• Requirement: Out of the lines below, please list those that hold the string "this".

Saved entries:
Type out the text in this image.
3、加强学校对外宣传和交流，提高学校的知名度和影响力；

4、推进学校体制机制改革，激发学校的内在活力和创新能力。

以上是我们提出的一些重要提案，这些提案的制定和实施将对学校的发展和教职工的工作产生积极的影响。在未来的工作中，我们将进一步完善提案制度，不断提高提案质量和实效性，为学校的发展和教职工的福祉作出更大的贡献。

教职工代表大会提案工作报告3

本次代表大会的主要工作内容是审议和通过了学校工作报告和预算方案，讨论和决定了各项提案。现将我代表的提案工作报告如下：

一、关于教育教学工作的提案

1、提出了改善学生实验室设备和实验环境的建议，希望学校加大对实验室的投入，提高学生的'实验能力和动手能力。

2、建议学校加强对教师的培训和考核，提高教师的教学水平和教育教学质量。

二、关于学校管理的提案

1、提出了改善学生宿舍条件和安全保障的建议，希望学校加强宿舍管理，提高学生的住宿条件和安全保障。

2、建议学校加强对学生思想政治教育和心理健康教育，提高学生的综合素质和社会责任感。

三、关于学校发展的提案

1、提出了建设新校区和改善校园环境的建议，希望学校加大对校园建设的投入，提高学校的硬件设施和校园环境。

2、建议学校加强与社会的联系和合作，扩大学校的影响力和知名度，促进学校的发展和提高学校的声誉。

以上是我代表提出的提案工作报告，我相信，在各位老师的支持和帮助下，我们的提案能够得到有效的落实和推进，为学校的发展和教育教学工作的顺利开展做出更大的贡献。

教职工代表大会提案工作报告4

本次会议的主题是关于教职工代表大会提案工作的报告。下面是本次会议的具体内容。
* * *
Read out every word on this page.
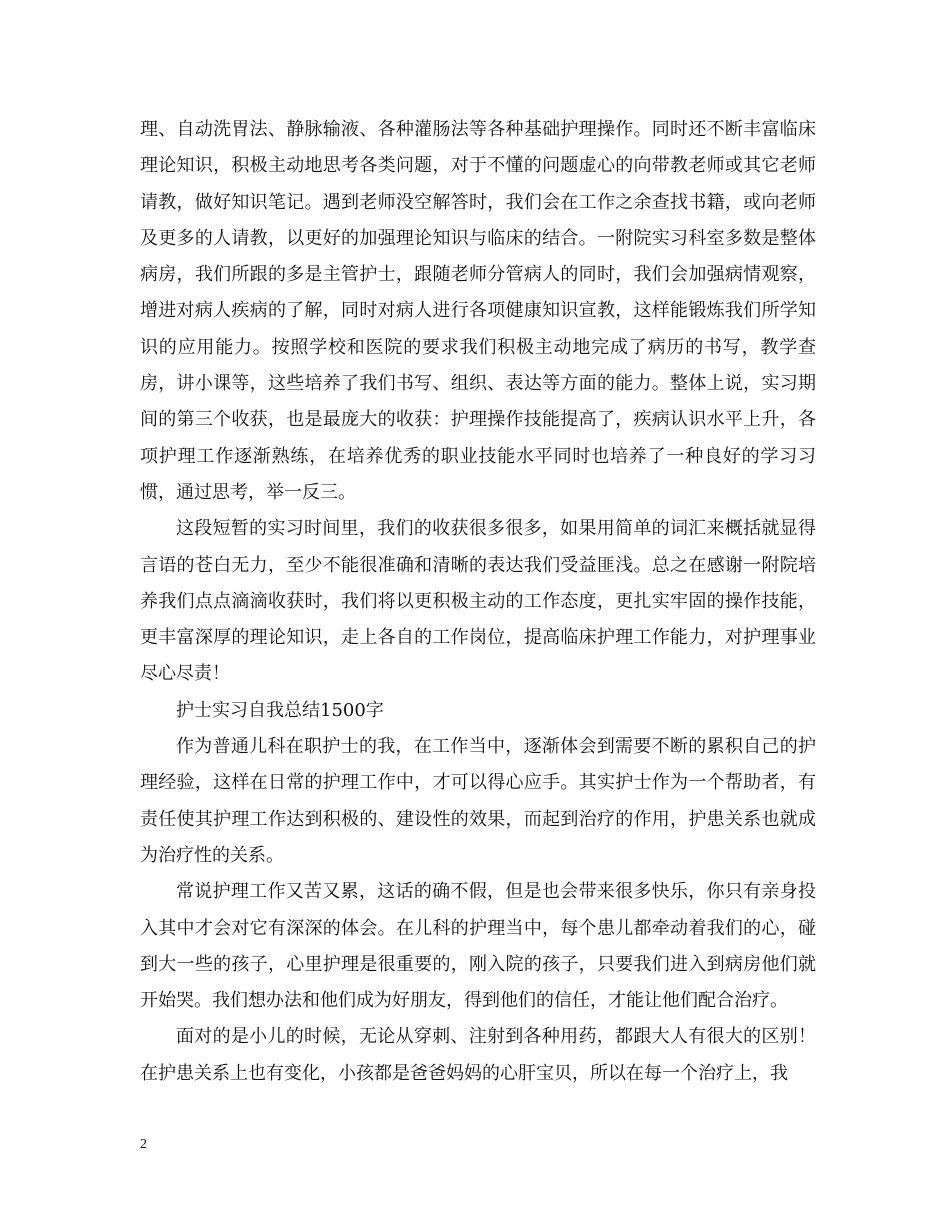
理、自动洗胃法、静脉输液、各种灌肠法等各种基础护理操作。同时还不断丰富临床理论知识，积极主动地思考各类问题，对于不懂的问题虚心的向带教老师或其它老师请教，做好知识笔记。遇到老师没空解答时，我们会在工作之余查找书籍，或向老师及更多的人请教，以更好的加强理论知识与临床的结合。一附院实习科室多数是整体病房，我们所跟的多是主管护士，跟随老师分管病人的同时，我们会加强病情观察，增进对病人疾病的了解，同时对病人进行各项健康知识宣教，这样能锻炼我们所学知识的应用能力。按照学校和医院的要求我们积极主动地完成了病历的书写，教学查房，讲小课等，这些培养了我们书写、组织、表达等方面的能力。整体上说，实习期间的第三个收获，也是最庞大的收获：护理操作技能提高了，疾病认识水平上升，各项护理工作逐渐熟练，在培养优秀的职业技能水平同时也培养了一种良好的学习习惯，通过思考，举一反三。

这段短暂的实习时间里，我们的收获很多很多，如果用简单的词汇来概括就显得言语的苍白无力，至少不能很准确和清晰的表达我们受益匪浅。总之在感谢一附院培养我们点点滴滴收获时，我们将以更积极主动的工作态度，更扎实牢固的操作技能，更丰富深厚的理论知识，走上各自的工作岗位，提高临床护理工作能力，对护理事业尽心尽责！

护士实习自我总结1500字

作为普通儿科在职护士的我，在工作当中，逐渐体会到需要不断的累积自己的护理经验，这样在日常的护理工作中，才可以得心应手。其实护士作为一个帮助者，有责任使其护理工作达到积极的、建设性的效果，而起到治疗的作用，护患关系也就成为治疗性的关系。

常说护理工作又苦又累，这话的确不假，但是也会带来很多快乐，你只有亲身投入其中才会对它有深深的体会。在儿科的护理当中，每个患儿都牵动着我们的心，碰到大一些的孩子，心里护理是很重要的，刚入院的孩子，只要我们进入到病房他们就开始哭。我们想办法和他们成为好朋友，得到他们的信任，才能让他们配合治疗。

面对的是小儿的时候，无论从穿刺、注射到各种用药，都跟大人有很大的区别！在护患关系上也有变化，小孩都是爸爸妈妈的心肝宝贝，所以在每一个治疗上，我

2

• Full solution:
Type out the text in this image.
Read out every word on this page.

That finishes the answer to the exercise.